- [WHAT TO PRODUCE]:
Wherever the word "this" appears in a line, extract that line.

^^^^^^^^^^^^^^^^

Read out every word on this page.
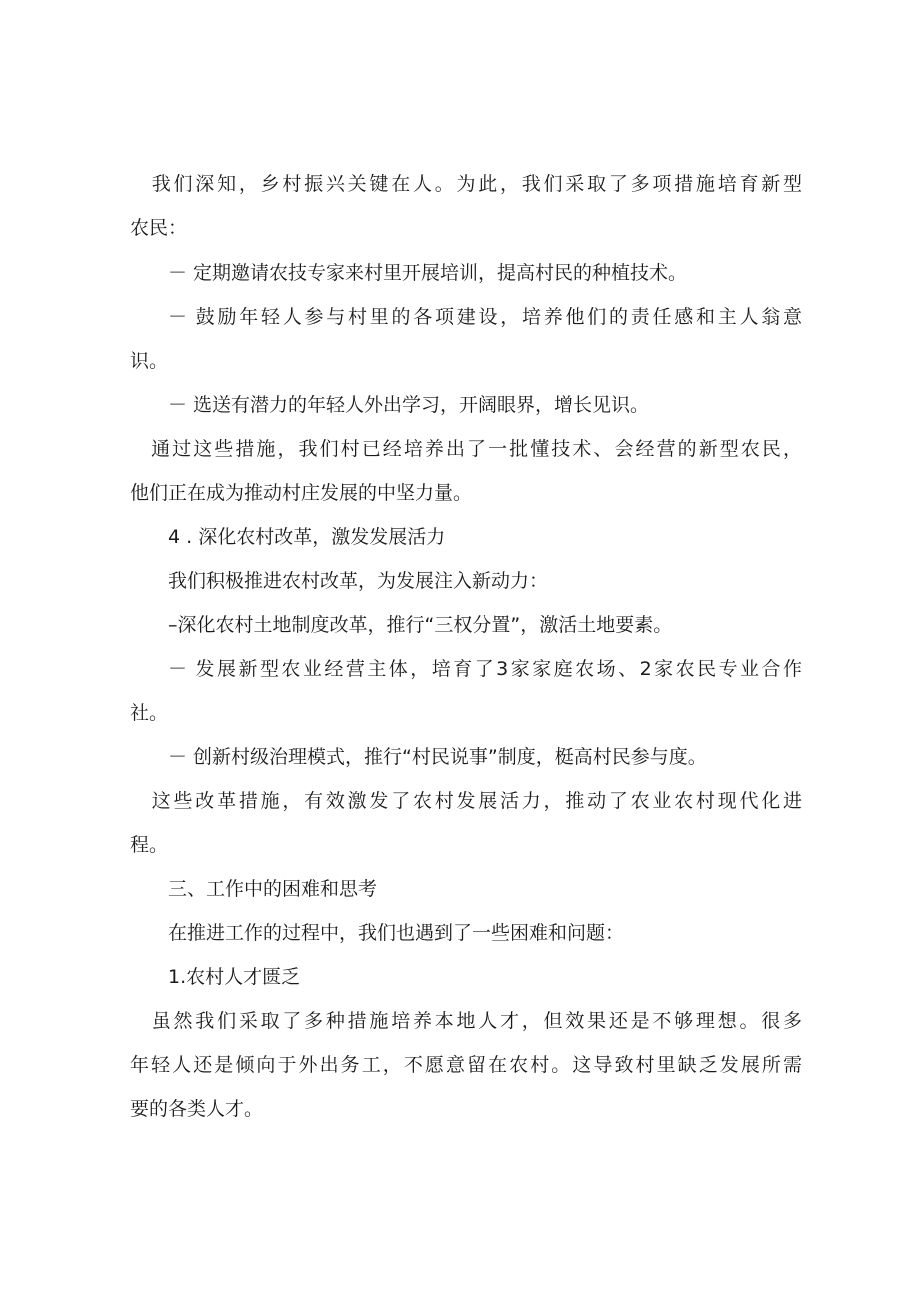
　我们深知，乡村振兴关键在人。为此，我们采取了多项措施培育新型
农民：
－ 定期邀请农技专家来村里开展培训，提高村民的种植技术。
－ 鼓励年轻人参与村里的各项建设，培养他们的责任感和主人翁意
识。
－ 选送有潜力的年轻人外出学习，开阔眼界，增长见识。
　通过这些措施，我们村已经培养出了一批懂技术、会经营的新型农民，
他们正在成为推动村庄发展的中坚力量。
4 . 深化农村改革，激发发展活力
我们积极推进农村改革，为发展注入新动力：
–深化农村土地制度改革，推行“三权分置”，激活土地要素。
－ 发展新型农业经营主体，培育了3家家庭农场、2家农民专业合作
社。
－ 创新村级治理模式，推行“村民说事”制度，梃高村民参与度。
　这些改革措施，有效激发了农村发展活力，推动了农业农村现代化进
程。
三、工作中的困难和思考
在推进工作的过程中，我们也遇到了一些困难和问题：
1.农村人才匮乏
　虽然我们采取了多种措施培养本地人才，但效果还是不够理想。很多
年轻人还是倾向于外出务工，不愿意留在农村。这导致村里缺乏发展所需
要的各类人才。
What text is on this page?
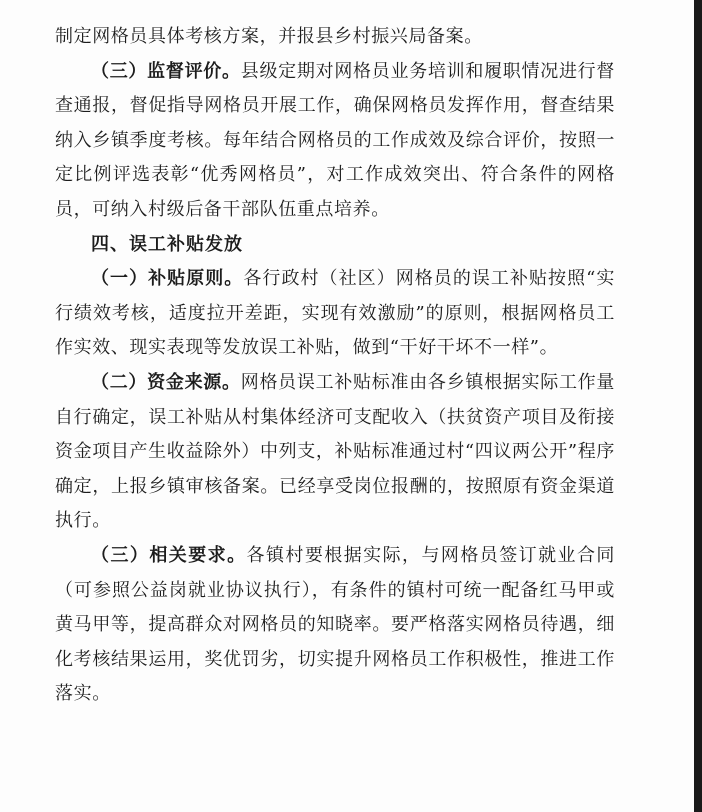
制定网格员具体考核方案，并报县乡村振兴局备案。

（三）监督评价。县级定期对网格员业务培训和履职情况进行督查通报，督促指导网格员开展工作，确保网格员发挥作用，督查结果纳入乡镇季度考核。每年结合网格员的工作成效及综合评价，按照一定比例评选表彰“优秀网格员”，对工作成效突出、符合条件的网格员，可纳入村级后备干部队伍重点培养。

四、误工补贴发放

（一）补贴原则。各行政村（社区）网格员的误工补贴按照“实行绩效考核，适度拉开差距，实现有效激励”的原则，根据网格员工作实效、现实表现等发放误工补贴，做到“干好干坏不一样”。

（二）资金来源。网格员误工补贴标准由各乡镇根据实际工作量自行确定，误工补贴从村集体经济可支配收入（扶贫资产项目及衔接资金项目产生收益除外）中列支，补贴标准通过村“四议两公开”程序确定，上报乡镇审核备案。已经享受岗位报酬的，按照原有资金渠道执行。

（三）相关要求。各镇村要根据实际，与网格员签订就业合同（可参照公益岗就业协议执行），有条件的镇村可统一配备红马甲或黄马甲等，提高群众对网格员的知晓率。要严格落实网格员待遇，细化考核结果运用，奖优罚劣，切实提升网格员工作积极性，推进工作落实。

^^^^^^^^^^^^^^^^

- [REPLY TO THE EXERCISE]:
Read out every word on this page.
What text is on this page?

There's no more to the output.